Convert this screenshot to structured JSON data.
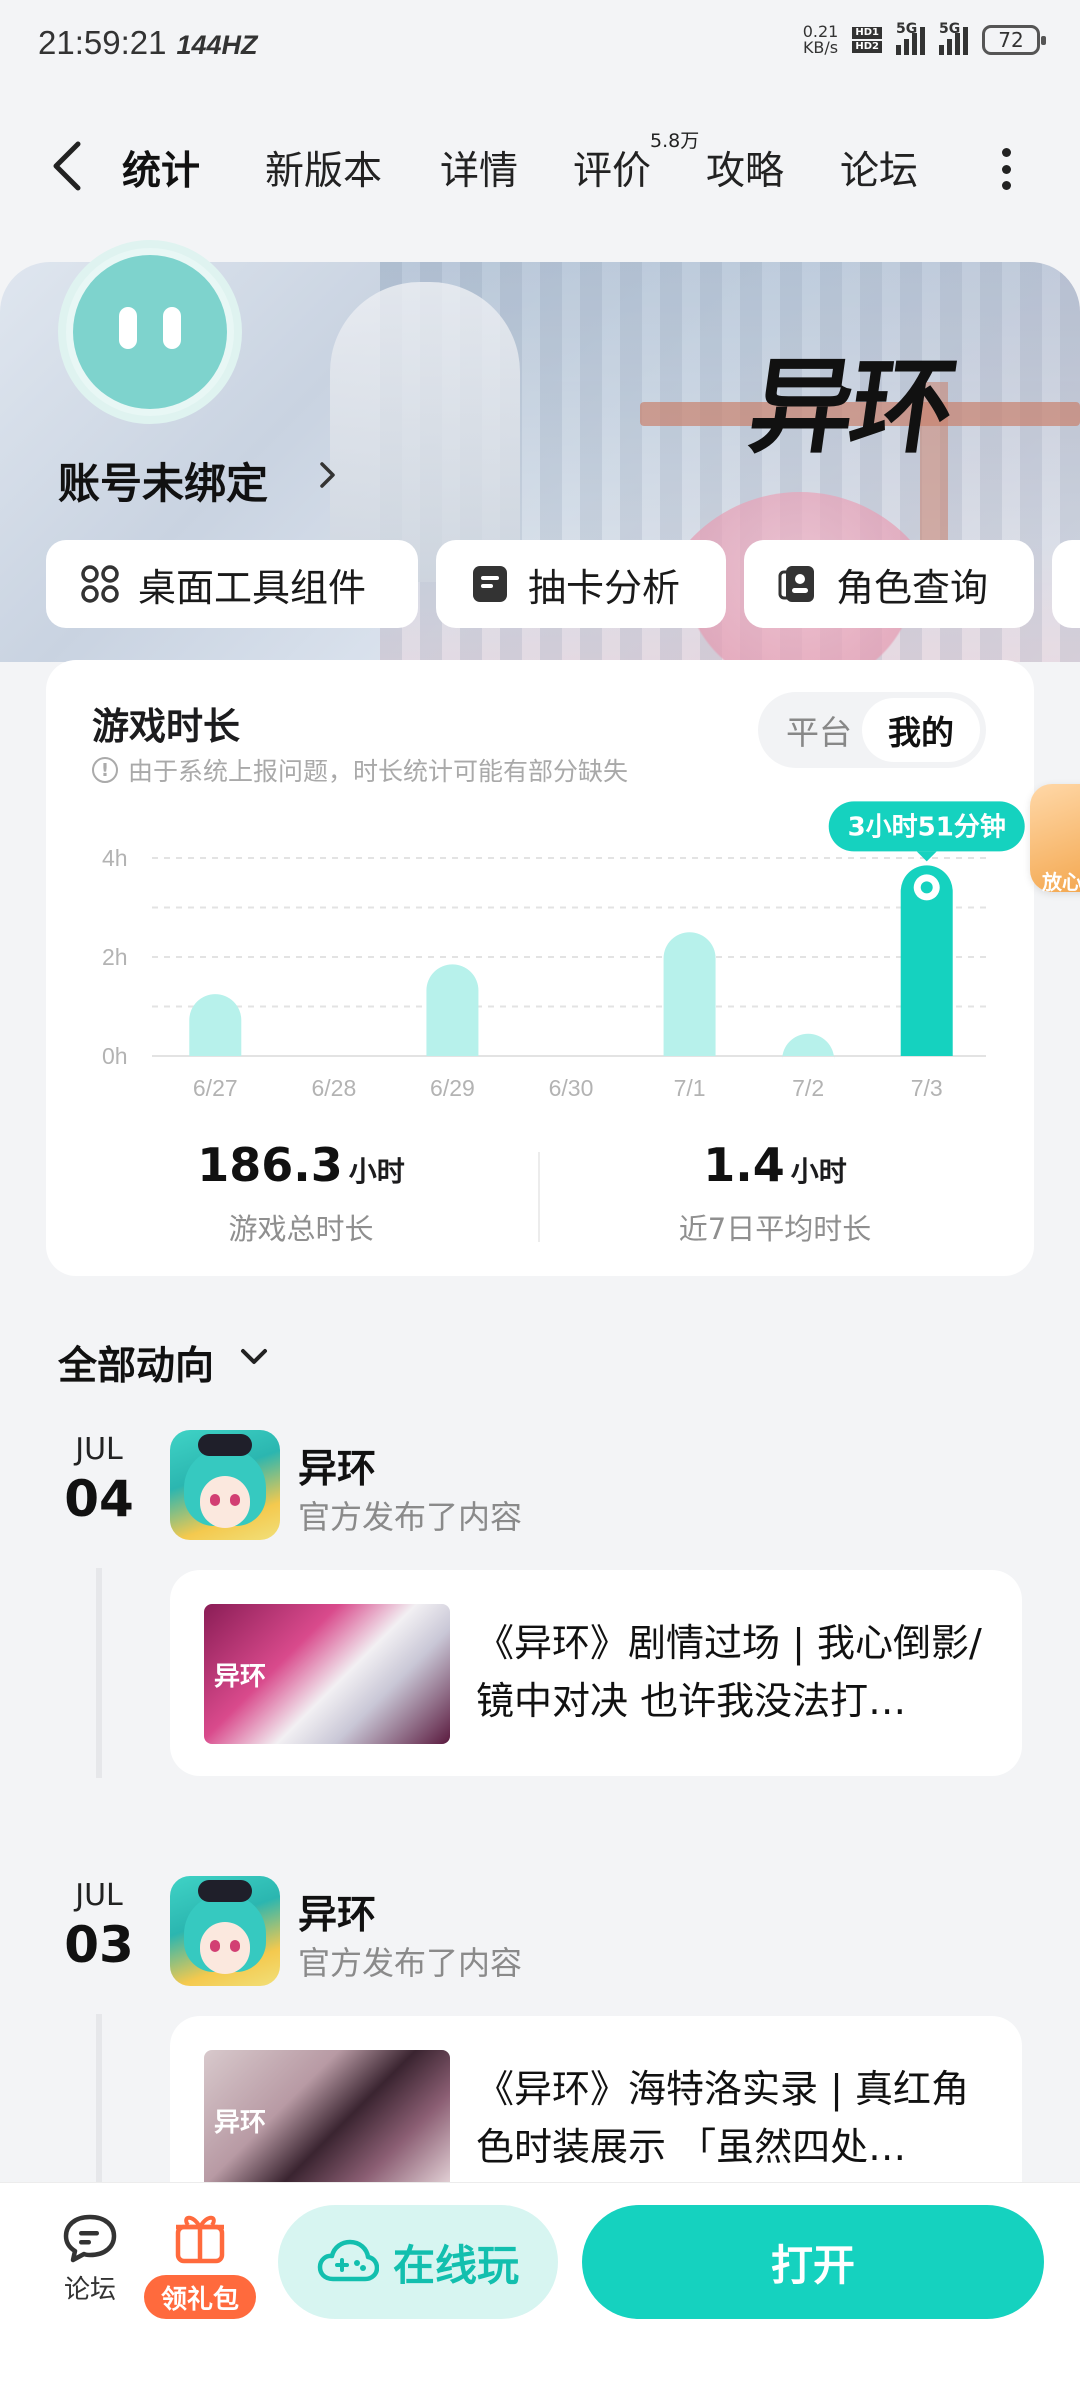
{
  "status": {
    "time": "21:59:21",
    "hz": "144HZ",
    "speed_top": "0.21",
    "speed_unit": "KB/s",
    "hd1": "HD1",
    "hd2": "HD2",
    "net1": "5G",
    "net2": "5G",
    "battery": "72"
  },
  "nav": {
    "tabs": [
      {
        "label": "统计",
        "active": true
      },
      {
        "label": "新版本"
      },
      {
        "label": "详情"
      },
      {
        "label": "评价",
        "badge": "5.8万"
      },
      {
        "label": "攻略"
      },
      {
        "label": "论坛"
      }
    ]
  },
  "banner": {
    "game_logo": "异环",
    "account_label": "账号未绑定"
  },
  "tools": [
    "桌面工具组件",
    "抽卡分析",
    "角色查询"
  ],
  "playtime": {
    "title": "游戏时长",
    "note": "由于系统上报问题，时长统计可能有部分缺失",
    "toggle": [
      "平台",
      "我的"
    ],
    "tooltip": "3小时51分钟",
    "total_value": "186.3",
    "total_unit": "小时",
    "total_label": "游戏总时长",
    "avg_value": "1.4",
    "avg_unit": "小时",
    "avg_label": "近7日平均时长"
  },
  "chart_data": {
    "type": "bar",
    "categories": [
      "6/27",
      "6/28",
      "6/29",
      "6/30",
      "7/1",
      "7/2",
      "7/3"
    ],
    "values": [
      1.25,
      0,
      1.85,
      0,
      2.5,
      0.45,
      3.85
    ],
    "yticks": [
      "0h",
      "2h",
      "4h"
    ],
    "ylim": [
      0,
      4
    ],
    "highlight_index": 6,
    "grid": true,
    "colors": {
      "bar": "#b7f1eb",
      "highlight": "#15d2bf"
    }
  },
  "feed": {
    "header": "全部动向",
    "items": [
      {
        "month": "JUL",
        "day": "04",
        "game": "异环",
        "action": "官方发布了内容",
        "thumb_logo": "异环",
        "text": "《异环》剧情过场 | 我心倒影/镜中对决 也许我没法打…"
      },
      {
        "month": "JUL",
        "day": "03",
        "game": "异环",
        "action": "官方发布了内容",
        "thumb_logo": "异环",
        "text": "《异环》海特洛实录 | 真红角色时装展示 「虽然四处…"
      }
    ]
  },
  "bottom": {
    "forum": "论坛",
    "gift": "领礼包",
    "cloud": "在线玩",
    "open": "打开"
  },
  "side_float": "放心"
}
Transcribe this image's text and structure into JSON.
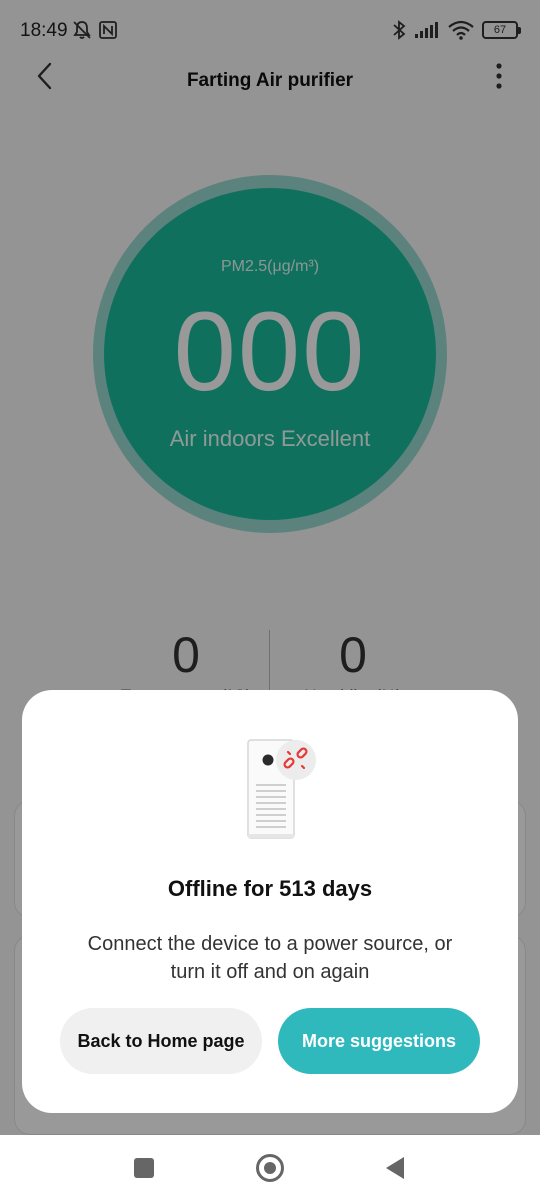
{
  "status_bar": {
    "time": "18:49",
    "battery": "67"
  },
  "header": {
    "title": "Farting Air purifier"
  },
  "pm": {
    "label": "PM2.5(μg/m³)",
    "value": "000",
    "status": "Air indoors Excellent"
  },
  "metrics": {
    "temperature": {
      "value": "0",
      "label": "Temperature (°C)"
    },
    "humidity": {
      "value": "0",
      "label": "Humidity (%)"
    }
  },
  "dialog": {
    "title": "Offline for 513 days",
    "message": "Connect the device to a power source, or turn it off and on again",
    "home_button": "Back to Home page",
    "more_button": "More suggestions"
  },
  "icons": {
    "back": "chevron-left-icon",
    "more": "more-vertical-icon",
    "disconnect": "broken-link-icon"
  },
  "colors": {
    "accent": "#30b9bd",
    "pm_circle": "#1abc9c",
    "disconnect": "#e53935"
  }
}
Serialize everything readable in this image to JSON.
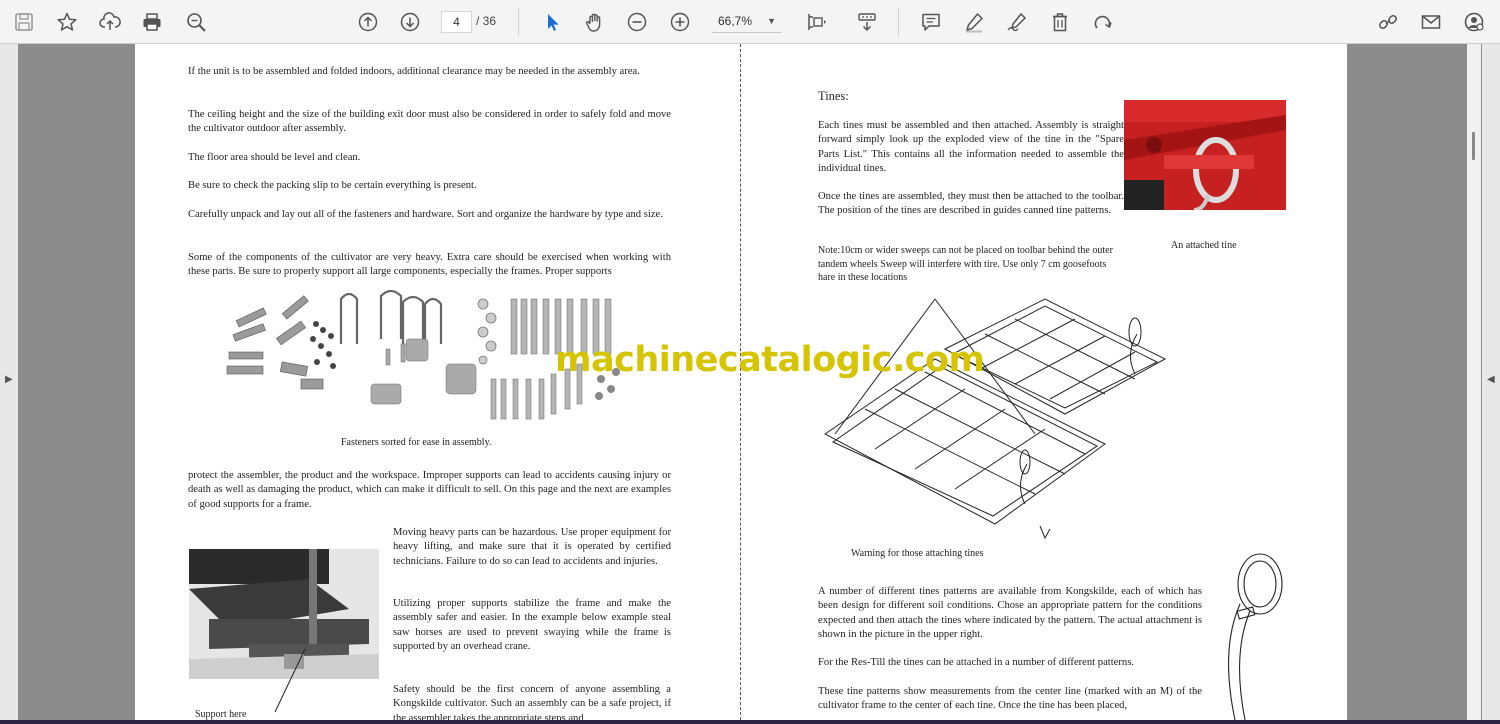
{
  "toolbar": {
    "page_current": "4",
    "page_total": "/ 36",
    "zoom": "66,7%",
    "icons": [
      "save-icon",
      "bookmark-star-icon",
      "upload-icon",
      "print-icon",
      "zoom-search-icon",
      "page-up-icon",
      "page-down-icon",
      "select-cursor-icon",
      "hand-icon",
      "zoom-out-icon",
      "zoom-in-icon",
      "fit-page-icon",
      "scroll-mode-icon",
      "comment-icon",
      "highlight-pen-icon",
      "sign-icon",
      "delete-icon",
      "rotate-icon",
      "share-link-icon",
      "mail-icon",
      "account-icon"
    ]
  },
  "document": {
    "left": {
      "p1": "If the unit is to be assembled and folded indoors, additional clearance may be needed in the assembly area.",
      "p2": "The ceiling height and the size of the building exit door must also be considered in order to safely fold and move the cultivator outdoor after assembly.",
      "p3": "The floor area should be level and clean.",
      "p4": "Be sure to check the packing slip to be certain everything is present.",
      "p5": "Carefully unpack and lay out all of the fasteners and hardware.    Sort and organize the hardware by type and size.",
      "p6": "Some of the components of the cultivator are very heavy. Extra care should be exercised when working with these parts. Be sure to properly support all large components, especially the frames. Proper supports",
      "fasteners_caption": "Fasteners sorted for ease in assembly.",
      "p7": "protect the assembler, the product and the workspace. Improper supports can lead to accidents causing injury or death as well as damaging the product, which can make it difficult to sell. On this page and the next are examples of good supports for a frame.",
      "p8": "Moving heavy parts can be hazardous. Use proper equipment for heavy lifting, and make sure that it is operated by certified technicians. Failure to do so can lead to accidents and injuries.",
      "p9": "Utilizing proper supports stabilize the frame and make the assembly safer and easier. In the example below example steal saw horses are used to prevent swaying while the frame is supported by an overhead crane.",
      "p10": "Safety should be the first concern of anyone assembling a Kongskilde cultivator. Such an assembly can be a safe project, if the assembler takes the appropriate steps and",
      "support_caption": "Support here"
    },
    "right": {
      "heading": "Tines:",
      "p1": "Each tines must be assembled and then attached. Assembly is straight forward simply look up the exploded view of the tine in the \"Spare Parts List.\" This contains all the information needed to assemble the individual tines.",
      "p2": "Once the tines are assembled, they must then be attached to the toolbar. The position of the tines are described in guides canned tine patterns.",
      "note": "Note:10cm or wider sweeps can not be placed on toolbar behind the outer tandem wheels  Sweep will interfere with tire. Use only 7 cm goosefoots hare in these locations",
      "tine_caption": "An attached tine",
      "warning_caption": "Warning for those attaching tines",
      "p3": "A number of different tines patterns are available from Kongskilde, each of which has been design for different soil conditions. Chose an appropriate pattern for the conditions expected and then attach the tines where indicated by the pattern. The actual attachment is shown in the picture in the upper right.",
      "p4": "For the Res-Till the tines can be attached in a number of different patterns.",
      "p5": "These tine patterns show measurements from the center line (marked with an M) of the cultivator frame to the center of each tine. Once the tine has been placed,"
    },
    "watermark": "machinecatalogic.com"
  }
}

══════════

→ GIVEN REQUEST:
List every line above containing the word "size".

→ OUTPUT FOR THIS TASK:
      "p2": "The ceiling height and the size of the building exit door must also be considered in order to safely fold and move the cultivator outdoor after assembly.",
      "p5": "Carefully unpack and lay out all of the fasteners and hardware.    Sort and organize the hardware by type and size.",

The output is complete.